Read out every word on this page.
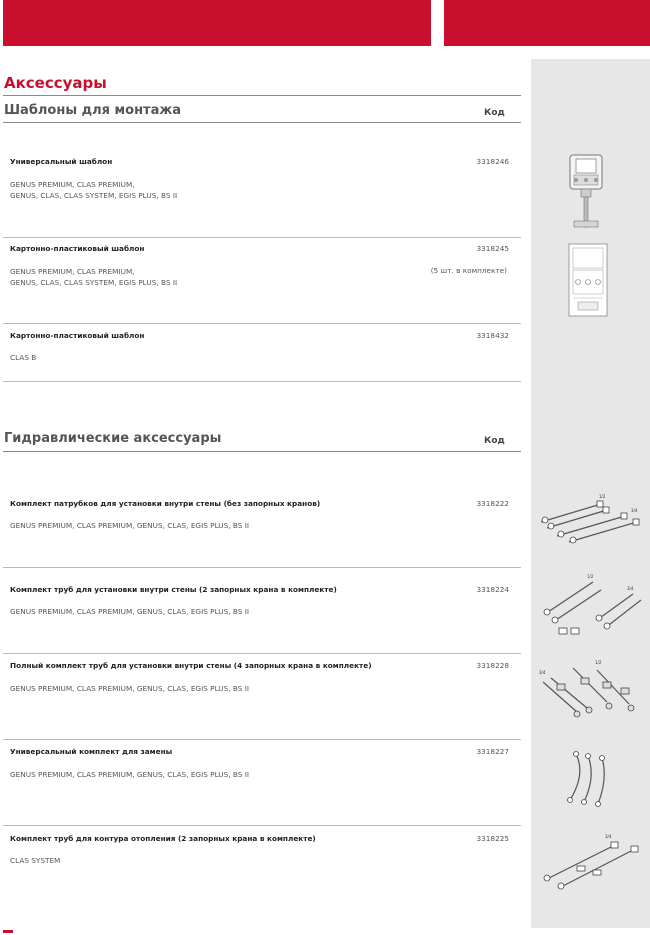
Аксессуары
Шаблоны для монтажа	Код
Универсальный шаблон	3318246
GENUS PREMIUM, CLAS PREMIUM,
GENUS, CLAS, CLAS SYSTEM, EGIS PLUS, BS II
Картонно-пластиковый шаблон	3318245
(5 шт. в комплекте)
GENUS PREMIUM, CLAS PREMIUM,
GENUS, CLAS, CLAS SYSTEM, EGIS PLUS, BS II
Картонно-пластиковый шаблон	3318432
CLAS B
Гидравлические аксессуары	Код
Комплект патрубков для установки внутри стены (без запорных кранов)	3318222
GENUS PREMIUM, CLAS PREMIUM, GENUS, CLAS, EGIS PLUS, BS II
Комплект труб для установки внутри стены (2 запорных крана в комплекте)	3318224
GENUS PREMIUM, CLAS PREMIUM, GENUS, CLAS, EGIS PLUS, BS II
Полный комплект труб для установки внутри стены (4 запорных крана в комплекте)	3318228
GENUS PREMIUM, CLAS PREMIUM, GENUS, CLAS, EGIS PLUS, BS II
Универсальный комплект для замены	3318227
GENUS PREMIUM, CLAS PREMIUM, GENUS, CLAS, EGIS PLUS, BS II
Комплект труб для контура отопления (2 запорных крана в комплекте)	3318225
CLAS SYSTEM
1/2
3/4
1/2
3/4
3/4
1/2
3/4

○ ○ ○ ○ ○ ○ ○

Challenge
Repeat all the data as it stands, dropping any images it holds.

Solution for this task
Read out every word on this page.
Аксессуары
Шаблоны для монтажа	Код
Универсальный шаблон	3318246
GENUS PREMIUM, CLAS PREMIUM,
GENUS, CLAS, CLAS SYSTEM, EGIS PLUS, BS II
Картонно-пластиковый шаблон	3318245
(5 шт. в комплекте)
GENUS PREMIUM, CLAS PREMIUM,
GENUS, CLAS, CLAS SYSTEM, EGIS PLUS, BS II
Картонно-пластиковый шаблон	3318432
CLAS B
Гидравлические аксессуары	Код
Комплект патрубков для установки внутри стены (без запорных кранов)	3318222
GENUS PREMIUM, CLAS PREMIUM, GENUS, CLAS, EGIS PLUS, BS II
Комплект труб для установки внутри стены (2 запорных крана в комплекте)	3318224
GENUS PREMIUM, CLAS PREMIUM, GENUS, CLAS, EGIS PLUS, BS II
Полный комплект труб для установки внутри стены (4 запорных крана в комплекте)	3318228
GENUS PREMIUM, CLAS PREMIUM, GENUS, CLAS, EGIS PLUS, BS II
Универсальный комплект для замены	3318227
GENUS PREMIUM, CLAS PREMIUM, GENUS, CLAS, EGIS PLUS, BS II
Комплект труб для контура отопления (2 запорных крана в комплекте)	3318225
CLAS SYSTEM
1/2
3/4
1/2
3/4
3/4
1/2
3/4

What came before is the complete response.